— Start of Records provided —

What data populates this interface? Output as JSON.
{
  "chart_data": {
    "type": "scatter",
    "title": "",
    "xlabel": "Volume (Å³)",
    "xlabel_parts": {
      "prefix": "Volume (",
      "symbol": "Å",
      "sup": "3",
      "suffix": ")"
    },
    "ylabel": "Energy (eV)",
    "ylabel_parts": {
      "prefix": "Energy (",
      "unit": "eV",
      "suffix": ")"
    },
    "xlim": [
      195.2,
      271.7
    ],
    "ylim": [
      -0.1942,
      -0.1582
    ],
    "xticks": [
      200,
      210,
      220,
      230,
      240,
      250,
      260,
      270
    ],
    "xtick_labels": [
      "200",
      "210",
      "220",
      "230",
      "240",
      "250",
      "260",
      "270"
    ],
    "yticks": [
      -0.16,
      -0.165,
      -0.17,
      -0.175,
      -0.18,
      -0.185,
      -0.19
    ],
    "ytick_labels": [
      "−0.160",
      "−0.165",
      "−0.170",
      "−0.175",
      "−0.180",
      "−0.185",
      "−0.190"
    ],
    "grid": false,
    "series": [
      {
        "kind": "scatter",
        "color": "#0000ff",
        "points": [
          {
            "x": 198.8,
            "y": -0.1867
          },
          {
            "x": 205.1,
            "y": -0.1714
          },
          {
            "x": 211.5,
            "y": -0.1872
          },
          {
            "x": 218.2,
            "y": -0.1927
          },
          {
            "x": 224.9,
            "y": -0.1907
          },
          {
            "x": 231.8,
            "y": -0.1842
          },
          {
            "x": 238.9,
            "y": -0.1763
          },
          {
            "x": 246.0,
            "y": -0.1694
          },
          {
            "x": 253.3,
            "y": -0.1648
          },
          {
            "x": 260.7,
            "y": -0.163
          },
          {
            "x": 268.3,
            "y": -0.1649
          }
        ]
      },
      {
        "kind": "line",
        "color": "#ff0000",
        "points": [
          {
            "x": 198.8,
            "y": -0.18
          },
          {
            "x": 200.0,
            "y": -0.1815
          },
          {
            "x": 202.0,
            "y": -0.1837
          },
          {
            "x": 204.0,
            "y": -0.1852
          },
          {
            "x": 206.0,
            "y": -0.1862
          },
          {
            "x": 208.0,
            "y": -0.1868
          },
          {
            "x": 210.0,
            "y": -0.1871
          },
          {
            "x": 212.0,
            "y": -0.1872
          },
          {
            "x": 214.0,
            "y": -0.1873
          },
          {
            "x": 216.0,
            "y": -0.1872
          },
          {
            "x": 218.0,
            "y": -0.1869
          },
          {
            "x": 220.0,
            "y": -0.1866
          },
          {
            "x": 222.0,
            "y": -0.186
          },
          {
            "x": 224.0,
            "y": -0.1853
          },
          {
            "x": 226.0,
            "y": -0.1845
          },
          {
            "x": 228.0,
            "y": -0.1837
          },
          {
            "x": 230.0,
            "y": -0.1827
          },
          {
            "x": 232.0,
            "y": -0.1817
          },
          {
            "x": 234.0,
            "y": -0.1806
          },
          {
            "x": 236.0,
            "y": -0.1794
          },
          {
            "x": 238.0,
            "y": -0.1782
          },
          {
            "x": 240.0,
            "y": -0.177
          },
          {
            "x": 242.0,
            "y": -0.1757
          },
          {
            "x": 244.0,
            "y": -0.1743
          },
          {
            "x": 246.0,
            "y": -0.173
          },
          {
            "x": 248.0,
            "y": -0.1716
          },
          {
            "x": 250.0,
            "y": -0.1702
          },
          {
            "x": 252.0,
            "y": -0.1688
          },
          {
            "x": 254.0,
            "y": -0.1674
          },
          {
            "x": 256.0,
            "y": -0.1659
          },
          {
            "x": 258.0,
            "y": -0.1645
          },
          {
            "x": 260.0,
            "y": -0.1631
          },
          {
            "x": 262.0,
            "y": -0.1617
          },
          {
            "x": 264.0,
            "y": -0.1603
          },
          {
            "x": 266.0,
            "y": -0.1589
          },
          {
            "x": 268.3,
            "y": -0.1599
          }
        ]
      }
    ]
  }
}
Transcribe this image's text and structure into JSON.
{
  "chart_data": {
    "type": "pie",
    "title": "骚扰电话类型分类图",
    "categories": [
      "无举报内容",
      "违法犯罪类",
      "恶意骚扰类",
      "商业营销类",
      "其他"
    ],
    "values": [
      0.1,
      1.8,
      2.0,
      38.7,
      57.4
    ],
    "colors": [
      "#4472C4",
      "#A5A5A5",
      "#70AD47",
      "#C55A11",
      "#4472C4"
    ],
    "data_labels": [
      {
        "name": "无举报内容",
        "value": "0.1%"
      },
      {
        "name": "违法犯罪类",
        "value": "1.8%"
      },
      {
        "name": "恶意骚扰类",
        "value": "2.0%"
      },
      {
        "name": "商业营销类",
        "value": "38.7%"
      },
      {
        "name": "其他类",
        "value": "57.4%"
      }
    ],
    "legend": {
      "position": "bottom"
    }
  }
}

— End of Records provided —

* Your goal *
Only the lines from the one holding "Transcribe this image's" through the end of the listing should be given again, exactly and with both ends included.

* Written response *
Transcribe this image's text and structure into JSON.
{
  "chart_data": {
    "type": "pie",
    "title": "骚扰电话类型分类图",
    "categories": [
      "无举报内容",
      "违法犯罪类",
      "恶意骚扰类",
      "商业营销类",
      "其他"
    ],
    "values": [
      0.1,
      1.8,
      2.0,
      38.7,
      57.4
    ],
    "colors": [
      "#4472C4",
      "#A5A5A5",
      "#70AD47",
      "#C55A11",
      "#4472C4"
    ],
    "data_labels": [
      {
        "name": "无举报内容",
        "value": "0.1%"
      },
      {
        "name": "违法犯罪类",
        "value": "1.8%"
      },
      {
        "name": "恶意骚扰类",
        "value": "2.0%"
      },
      {
        "name": "商业营销类",
        "value": "38.7%"
      },
      {
        "name": "其他类",
        "value": "57.4%"
      }
    ],
    "legend": {
      "position": "bottom"
    }
  }
}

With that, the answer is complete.